__What the task requires__:
Look through the listing and locate every line containing the word "befullmäktigade"; copy those lines.

__Materials provided__:

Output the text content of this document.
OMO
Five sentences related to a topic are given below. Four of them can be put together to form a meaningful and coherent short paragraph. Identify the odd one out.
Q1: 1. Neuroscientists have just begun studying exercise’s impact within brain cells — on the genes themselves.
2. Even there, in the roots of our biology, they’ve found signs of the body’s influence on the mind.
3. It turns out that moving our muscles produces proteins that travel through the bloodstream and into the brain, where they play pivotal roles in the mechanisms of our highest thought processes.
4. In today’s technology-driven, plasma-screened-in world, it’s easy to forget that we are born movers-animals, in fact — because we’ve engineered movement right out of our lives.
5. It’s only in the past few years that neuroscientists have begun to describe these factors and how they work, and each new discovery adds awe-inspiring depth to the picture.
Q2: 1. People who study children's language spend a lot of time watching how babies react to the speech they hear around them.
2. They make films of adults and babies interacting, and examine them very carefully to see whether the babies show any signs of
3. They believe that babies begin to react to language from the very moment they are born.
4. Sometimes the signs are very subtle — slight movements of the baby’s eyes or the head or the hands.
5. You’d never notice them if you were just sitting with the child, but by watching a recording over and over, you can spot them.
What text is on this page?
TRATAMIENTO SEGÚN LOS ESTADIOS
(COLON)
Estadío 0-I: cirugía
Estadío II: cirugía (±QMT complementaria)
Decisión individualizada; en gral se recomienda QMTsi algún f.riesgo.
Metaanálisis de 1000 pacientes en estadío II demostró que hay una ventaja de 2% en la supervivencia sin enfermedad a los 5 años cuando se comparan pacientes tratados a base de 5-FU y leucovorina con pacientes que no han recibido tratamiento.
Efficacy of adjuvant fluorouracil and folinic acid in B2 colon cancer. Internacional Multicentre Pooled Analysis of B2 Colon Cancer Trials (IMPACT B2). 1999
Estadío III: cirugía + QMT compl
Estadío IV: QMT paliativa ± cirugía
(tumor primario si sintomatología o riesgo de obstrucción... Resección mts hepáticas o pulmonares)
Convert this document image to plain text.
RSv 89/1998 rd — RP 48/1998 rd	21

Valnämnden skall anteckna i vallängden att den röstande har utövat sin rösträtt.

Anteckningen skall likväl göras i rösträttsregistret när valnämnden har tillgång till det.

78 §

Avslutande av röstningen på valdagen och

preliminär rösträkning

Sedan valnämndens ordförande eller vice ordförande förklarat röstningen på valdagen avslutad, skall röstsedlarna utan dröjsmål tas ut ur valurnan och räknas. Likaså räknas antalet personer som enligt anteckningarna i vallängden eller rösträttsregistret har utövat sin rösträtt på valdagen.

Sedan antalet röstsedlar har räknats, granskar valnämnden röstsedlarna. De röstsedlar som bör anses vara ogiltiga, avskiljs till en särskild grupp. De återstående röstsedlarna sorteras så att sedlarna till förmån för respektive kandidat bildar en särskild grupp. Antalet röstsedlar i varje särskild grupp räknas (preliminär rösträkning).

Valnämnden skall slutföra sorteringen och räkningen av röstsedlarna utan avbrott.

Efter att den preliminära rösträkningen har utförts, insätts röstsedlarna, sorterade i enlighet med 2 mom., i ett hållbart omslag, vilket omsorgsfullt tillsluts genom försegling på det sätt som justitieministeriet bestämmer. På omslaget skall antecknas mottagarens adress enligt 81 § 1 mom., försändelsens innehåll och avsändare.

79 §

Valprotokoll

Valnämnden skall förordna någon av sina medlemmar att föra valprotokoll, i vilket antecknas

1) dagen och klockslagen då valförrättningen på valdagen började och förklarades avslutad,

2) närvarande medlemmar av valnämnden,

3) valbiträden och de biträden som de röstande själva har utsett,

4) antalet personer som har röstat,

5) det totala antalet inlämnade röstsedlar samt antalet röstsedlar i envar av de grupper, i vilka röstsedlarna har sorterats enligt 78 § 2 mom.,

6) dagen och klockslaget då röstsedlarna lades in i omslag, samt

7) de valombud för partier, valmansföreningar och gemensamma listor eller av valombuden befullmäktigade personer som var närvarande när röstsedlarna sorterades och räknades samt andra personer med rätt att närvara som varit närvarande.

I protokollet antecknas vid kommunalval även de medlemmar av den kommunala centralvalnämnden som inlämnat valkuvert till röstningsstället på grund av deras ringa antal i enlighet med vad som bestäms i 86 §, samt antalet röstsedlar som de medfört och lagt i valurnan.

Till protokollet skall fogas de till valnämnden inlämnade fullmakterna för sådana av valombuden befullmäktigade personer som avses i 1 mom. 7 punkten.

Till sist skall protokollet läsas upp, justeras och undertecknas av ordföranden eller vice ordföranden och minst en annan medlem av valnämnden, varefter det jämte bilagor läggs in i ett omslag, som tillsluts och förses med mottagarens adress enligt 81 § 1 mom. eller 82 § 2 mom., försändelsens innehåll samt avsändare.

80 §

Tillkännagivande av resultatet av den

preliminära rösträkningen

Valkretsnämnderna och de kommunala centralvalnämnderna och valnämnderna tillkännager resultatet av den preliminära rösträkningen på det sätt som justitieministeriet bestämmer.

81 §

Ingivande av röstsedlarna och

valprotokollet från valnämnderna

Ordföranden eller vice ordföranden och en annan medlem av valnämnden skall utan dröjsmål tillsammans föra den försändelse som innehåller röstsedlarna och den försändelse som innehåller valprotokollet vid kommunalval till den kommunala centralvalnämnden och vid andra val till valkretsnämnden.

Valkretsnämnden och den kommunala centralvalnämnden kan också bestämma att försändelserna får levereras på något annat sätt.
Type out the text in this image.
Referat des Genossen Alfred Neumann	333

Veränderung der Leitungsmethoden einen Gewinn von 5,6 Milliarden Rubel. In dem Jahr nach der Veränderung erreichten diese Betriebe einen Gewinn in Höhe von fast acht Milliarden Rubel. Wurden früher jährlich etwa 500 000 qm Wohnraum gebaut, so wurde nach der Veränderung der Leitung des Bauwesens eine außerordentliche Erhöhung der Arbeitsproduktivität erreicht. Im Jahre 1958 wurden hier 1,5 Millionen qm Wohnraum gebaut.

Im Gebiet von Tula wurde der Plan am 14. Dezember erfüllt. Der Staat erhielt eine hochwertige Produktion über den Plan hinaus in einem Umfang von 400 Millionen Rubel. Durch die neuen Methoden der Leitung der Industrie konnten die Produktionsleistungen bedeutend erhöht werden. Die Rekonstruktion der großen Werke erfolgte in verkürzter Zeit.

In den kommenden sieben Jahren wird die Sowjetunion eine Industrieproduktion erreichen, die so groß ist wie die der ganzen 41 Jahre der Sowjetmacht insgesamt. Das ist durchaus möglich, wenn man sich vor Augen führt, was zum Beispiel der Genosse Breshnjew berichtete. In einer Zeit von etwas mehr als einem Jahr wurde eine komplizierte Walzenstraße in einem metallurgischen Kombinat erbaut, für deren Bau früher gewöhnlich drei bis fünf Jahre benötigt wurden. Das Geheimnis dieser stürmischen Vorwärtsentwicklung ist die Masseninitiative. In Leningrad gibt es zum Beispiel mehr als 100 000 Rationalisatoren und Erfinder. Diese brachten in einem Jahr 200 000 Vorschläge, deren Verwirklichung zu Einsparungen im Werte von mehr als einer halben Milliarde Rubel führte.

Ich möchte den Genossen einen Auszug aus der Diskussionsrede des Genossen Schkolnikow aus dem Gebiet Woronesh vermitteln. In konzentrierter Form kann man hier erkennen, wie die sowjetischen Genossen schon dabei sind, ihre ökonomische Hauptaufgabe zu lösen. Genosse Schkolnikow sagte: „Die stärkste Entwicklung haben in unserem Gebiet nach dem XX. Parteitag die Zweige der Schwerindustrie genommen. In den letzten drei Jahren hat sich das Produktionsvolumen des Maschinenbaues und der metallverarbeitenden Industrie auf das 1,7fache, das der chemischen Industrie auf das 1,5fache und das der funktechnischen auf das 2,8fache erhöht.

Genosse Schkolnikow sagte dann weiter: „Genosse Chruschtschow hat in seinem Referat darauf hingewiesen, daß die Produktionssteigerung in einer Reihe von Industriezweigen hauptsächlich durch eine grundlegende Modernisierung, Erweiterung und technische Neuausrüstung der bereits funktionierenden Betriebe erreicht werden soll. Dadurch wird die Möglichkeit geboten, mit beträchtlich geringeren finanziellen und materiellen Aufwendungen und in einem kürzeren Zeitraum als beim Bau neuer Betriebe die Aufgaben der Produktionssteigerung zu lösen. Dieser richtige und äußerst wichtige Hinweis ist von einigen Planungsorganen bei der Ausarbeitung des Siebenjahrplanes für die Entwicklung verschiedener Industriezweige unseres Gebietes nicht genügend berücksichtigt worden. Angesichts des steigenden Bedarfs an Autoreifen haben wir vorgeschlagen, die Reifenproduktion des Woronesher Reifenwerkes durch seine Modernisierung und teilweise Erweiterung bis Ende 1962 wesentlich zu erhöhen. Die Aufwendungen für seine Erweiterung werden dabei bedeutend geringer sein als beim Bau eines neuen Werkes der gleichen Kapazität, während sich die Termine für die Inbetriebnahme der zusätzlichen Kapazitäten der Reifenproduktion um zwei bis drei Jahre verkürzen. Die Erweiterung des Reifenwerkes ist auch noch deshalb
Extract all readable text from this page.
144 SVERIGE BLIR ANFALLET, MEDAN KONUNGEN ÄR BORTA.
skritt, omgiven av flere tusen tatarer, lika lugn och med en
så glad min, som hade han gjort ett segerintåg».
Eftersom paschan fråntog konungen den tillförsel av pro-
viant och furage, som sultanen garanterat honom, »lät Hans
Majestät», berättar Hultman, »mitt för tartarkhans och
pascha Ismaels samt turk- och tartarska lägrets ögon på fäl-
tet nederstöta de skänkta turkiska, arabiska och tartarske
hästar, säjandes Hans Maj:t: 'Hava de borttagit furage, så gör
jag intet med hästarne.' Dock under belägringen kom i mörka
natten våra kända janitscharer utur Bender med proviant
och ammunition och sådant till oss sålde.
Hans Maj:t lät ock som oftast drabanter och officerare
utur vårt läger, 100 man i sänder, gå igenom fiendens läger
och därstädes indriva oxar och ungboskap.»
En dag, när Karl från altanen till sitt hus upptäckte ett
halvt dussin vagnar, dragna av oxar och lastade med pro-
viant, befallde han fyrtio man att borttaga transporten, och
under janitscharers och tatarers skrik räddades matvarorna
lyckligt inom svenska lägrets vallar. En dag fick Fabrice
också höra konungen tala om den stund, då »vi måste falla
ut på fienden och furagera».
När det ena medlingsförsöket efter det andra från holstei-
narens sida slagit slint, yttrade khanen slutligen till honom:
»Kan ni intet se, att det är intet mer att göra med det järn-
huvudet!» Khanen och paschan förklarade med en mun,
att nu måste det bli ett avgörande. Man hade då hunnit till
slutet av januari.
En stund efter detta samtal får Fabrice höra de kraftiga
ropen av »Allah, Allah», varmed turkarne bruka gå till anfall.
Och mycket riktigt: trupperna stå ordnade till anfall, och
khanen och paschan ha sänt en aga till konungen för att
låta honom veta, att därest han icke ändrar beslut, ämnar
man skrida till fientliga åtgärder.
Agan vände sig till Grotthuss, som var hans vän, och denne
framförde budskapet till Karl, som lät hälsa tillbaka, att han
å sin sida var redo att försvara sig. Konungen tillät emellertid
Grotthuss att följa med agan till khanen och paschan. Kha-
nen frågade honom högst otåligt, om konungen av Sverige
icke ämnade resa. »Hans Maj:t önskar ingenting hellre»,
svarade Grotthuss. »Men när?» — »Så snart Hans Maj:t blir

__Written reply__:
7) de valombud för partier, valmansföreningar och gemensamma listor eller av valombuden befullmäktigade personer som var närvarande när röstsedlarna sorterades och räknades samt andra personer med rätt att närvara som varit närvarande.
Till protokollet skall fogas de till valnämnden inlämnade fullmakterna för sådana av valombuden befullmäktigade personer som avses i 1 mom. 7 punkten.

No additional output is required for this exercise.